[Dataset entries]
━━━━━━━━━━
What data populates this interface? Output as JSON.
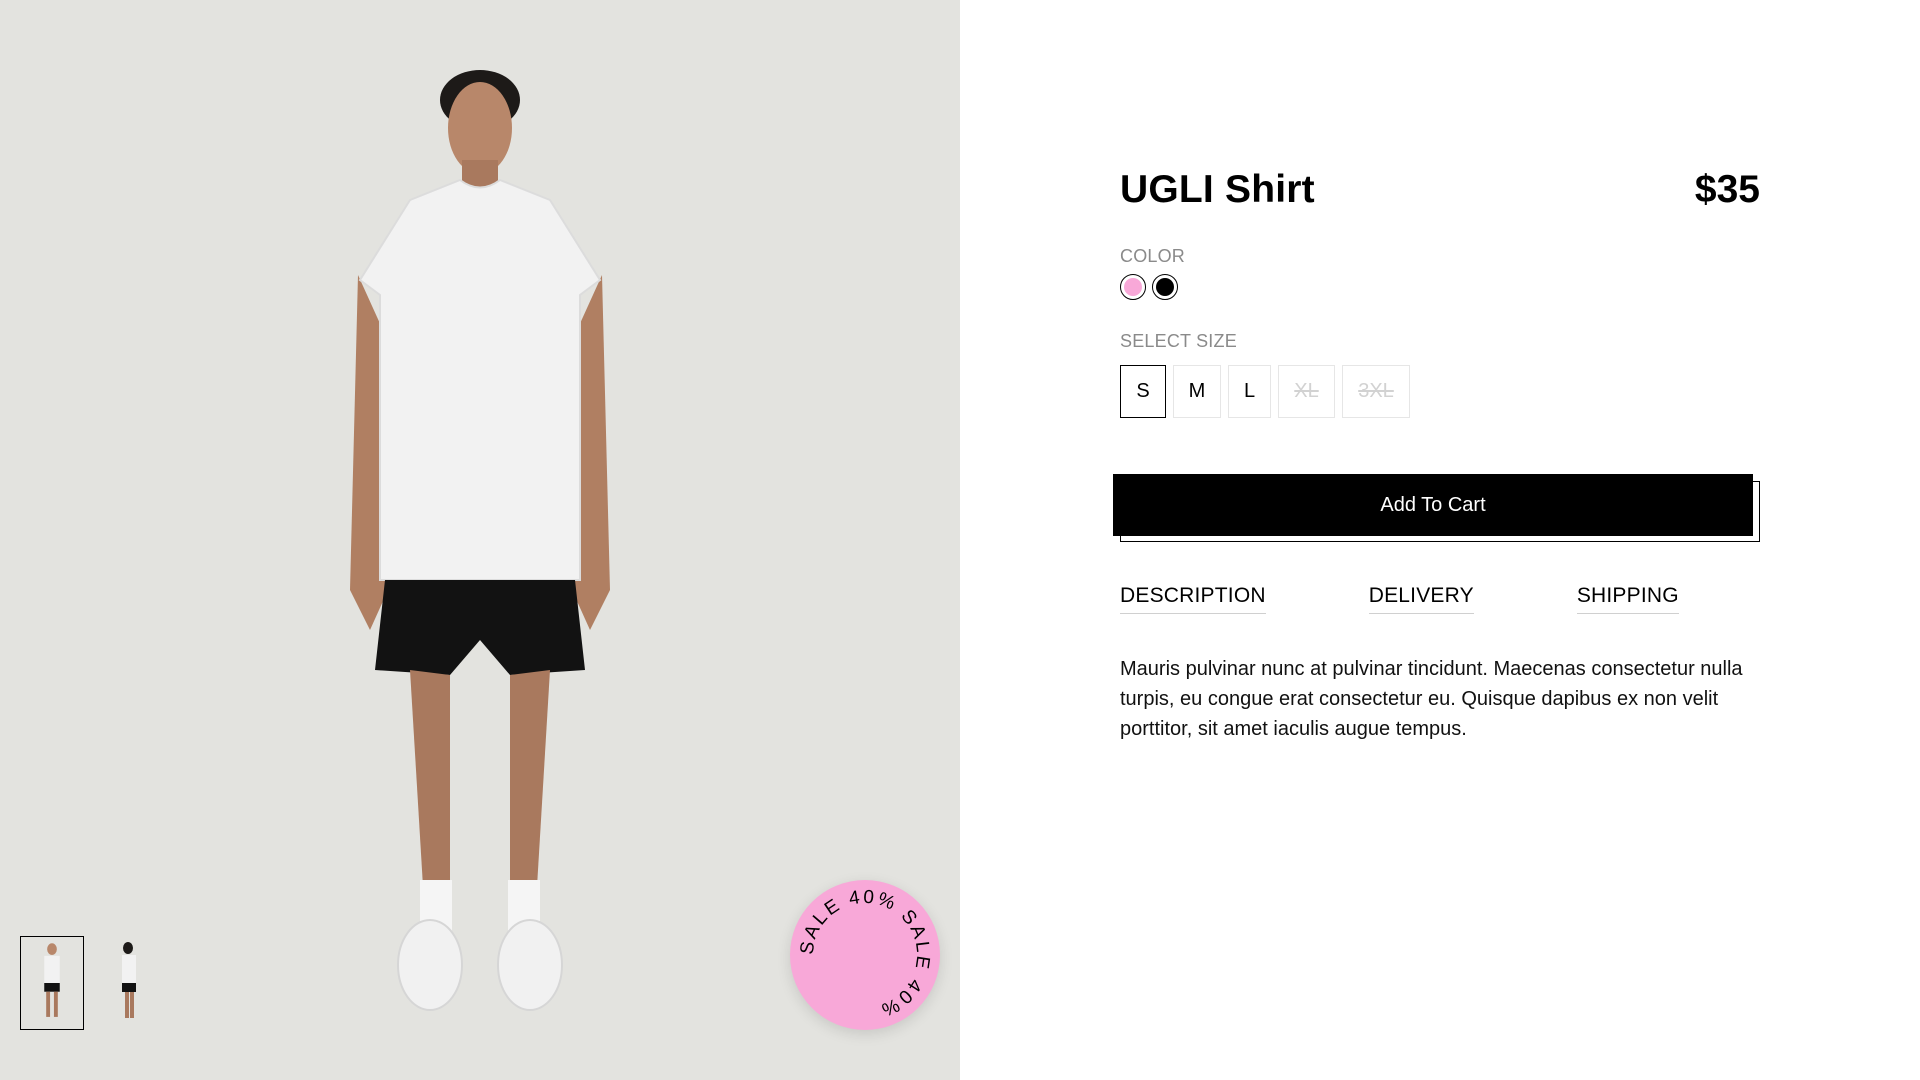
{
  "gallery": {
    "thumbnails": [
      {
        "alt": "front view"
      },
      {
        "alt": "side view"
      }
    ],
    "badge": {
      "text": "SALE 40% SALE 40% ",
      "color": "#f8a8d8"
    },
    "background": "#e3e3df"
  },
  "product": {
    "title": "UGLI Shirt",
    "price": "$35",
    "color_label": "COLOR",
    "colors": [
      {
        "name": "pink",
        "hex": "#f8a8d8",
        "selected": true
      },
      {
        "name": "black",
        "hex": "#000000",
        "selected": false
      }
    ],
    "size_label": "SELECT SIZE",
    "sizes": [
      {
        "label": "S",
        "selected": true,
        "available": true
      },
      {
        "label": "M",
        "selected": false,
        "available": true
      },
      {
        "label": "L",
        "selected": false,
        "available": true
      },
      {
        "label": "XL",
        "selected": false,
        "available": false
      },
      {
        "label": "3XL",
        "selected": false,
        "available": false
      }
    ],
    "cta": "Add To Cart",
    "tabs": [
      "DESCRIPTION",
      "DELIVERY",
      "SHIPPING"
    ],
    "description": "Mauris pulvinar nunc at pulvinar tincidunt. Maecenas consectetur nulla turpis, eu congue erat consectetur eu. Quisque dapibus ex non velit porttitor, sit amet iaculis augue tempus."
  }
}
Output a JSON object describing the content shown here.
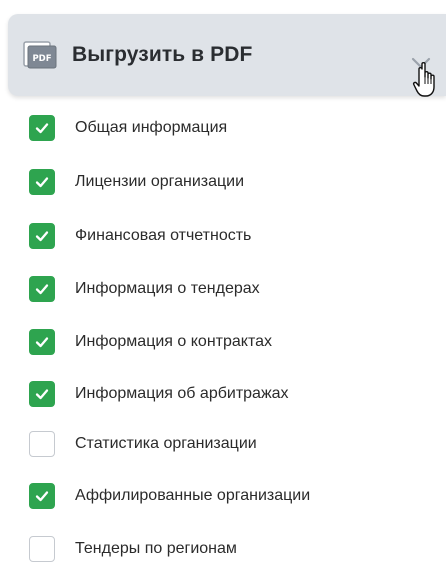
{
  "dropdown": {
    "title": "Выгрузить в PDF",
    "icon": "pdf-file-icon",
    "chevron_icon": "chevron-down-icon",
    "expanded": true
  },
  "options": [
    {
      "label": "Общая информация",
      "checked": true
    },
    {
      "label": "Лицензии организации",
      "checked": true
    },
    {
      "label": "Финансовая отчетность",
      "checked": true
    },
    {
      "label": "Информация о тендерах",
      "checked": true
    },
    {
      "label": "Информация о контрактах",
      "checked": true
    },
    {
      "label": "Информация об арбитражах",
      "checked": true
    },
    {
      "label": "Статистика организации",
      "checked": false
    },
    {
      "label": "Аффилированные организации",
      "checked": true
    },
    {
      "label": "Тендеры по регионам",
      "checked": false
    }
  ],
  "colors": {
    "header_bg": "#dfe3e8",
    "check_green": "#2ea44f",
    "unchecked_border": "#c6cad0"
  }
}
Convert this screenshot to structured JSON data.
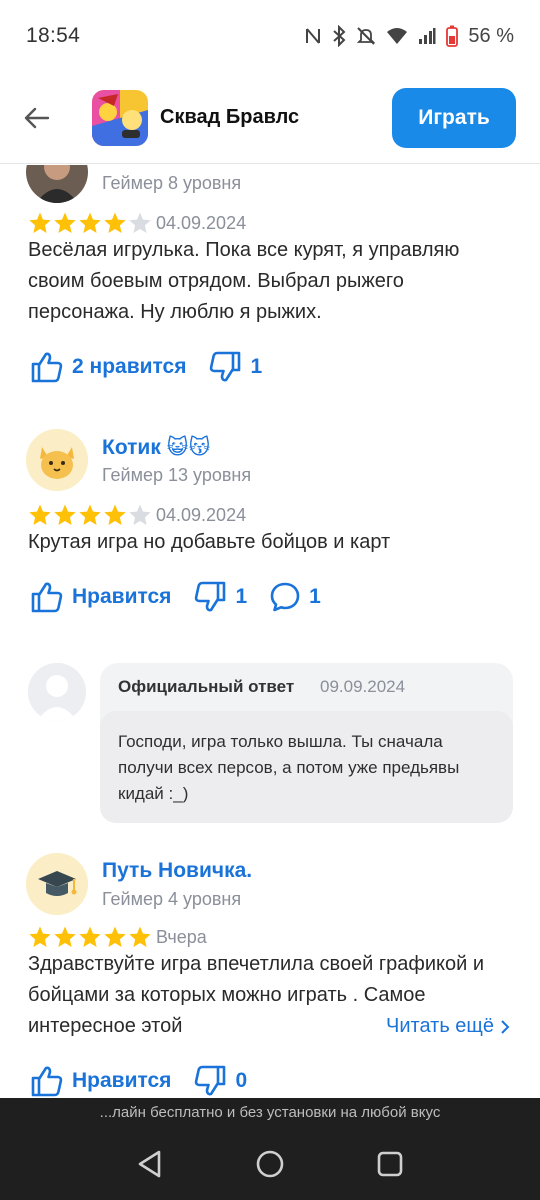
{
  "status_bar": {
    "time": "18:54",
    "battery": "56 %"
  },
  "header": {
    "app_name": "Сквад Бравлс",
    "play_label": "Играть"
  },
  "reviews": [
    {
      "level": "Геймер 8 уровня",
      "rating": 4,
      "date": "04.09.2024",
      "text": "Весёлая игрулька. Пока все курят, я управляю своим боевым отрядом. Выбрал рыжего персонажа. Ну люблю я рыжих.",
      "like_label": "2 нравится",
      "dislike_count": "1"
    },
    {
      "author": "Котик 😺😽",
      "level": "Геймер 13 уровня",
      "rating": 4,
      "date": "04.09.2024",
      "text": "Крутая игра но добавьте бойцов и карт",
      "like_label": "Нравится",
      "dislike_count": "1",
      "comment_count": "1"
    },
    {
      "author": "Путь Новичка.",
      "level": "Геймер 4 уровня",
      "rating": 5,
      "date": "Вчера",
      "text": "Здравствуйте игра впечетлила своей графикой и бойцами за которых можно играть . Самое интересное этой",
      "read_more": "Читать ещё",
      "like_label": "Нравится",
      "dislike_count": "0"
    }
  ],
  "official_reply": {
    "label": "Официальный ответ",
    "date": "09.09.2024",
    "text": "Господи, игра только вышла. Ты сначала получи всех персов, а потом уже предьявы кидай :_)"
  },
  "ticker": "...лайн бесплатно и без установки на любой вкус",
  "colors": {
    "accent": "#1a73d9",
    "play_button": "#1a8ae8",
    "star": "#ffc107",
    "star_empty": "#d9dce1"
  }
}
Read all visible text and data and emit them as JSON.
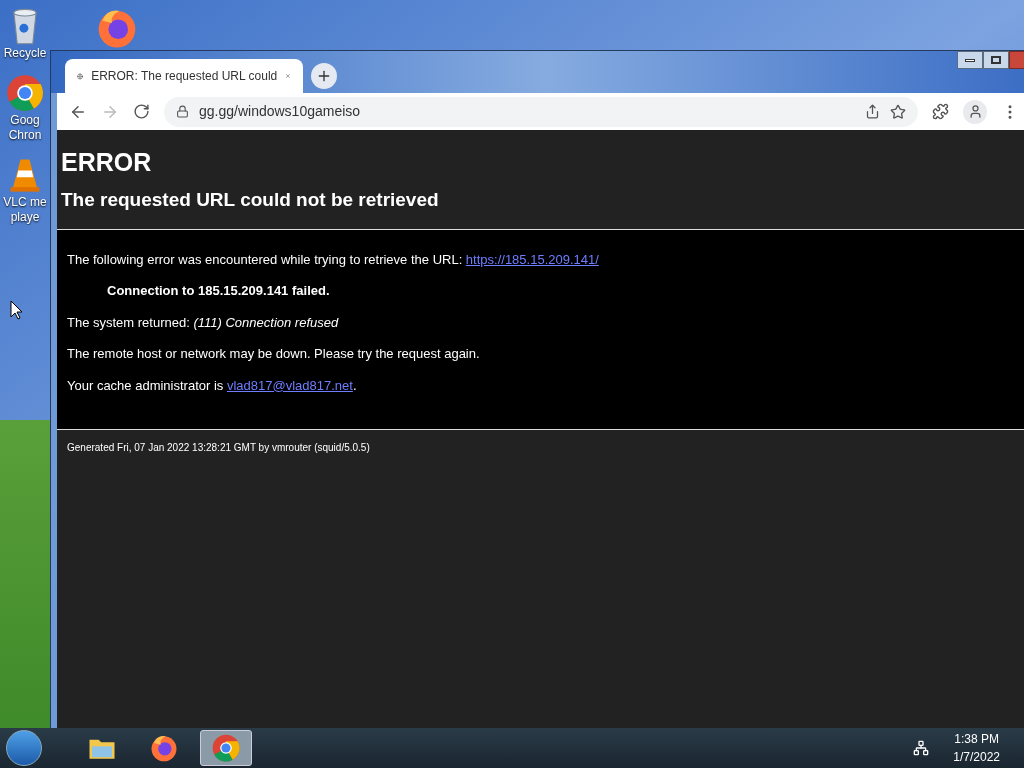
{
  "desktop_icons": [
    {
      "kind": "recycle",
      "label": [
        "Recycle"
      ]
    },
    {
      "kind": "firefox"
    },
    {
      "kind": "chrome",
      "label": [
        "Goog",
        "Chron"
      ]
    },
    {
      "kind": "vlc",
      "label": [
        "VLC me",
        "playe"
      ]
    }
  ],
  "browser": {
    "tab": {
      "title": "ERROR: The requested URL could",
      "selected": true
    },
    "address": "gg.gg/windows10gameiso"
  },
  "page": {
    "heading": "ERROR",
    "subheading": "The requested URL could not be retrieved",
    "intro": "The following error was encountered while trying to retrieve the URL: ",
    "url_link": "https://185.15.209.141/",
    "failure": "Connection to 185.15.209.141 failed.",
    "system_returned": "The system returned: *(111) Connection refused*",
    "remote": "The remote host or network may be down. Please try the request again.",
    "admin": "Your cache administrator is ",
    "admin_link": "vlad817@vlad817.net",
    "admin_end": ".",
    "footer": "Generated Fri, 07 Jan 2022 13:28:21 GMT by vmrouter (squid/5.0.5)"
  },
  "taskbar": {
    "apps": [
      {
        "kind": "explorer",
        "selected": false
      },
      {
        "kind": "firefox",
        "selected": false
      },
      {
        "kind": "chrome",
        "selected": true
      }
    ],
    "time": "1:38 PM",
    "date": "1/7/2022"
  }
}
━━━━━━━━━━
Task prompt ▸ Extract the text of all the records above verbatim, excluding pictures.

Answer to this exercise ▸
What data populates this interface? Output as JSON.
{
  "gallery": {
    "thumbnails": [
      {
        "alt": "front view"
      },
      {
        "alt": "side view"
      }
    ],
    "badge": {
      "text": "SALE 40% SALE 40% ",
      "color": "#f8a8d8"
    },
    "background": "#e3e3df"
  },
  "product": {
    "title": "UGLI Shirt",
    "price": "$35",
    "color_label": "COLOR",
    "colors": [
      {
        "name": "pink",
        "hex": "#f8a8d8",
        "selected": true
      },
      {
        "name": "black",
        "hex": "#000000",
        "selected": false
      }
    ],
    "size_label": "SELECT SIZE",
    "sizes": [
      {
        "label": "S",
        "selected": true,
        "available": true
      },
      {
        "label": "M",
        "selected": false,
        "available": true
      },
      {
        "label": "L",
        "selected": false,
        "available": true
      },
      {
        "label": "XL",
        "selected": false,
        "available": false
      },
      {
        "label": "3XL",
        "selected": false,
        "available": false
      }
    ],
    "cta": "Add To Cart",
    "tabs": [
      "DESCRIPTION",
      "DELIVERY",
      "SHIPPING"
    ],
    "description": "Mauris pulvinar nunc at pulvinar tincidunt. Maecenas consectetur nulla turpis, eu congue erat consectetur eu. Quisque dapibus ex non velit porttitor, sit amet iaculis augue tempus."
  }
}
Output a JSON object describing the content shown here.
{
  "dropdown": {
    "title": "Выгрузить в PDF",
    "icon": "pdf-file-icon",
    "chevron_icon": "chevron-down-icon",
    "expanded": true
  },
  "options": [
    {
      "label": "Общая информация",
      "checked": true
    },
    {
      "label": "Лицензии организации",
      "checked": true
    },
    {
      "label": "Финансовая отчетность",
      "checked": true
    },
    {
      "label": "Информация о тендерах",
      "checked": true
    },
    {
      "label": "Информация о контрактах",
      "checked": true
    },
    {
      "label": "Информация об арбитражах",
      "checked": true
    },
    {
      "label": "Статистика организации",
      "checked": false
    },
    {
      "label": "Аффилированные организации",
      "checked": true
    },
    {
      "label": "Тендеры по регионам",
      "checked": false
    }
  ],
  "colors": {
    "header_bg": "#dfe3e8",
    "check_green": "#2ea44f",
    "unchecked_border": "#c6cad0"
  }
}
Convert this screenshot to structured JSON data.
{
  "status_bar": {
    "time": "18:54",
    "battery": "56 %"
  },
  "header": {
    "app_name": "Сквад Бравлс",
    "play_label": "Играть"
  },
  "reviews": [
    {
      "level": "Геймер 8 уровня",
      "rating": 4,
      "date": "04.09.2024",
      "text": "Весёлая игрулька. Пока все курят, я управляю своим боевым отрядом. Выбрал рыжего персонажа. Ну люблю я рыжих.",
      "like_label": "2 нравится",
      "dislike_count": "1"
    },
    {
      "author": "Котик 😺😽",
      "level": "Геймер 13 уровня",
      "rating": 4,
      "date": "04.09.2024",
      "text": "Крутая игра но добавьте бойцов и карт",
      "like_label": "Нравится",
      "dislike_count": "1",
      "comment_count": "1"
    },
    {
      "author": "Путь Новичка.",
      "level": "Геймер 4 уровня",
      "rating": 5,
      "date": "Вчера",
      "text": "Здравствуйте игра впечетлила своей графикой и бойцами за которых можно играть . Самое интересное этой",
      "read_more": "Читать ещё",
      "like_label": "Нравится",
      "dislike_count": "0"
    }
  ],
  "official_reply": {
    "label": "Официальный ответ",
    "date": "09.09.2024",
    "text": "Господи, игра только вышла. Ты сначала получи всех персов, а потом уже предьявы кидай :_)"
  },
  "ticker": "...лайн бесплатно и без установки на любой вкус",
  "colors": {
    "accent": "#1a73d9",
    "play_button": "#1a8ae8",
    "star": "#ffc107",
    "star_empty": "#d9dce1"
  }
}
Read all visible text and data and emit them as JSON.
{
  "desktop_icons": [
    {
      "kind": "recycle",
      "label": [
        "Recycle"
      ]
    },
    {
      "kind": "firefox"
    },
    {
      "kind": "chrome",
      "label": [
        "Goog",
        "Chron"
      ]
    },
    {
      "kind": "vlc",
      "label": [
        "VLC me",
        "playe"
      ]
    }
  ],
  "browser": {
    "tab": {
      "title": "ERROR: The requested URL could",
      "selected": true
    },
    "address": "gg.gg/windows10gameiso"
  },
  "page": {
    "heading": "ERROR",
    "subheading": "The requested URL could not be retrieved",
    "intro": "The following error was encountered while trying to retrieve the URL: ",
    "url_link": "https://185.15.209.141/",
    "failure": "Connection to 185.15.209.141 failed.",
    "system_returned": "The system returned: *(111) Connection refused*",
    "remote": "The remote host or network may be down. Please try the request again.",
    "admin": "Your cache administrator is ",
    "admin_link": "vlad817@vlad817.net",
    "admin_end": ".",
    "footer": "Generated Fri, 07 Jan 2022 13:28:21 GMT by vmrouter (squid/5.0.5)"
  },
  "taskbar": {
    "apps": [
      {
        "kind": "explorer",
        "selected": false
      },
      {
        "kind": "firefox",
        "selected": false
      },
      {
        "kind": "chrome",
        "selected": true
      }
    ],
    "time": "1:38 PM",
    "date": "1/7/2022"
  }
}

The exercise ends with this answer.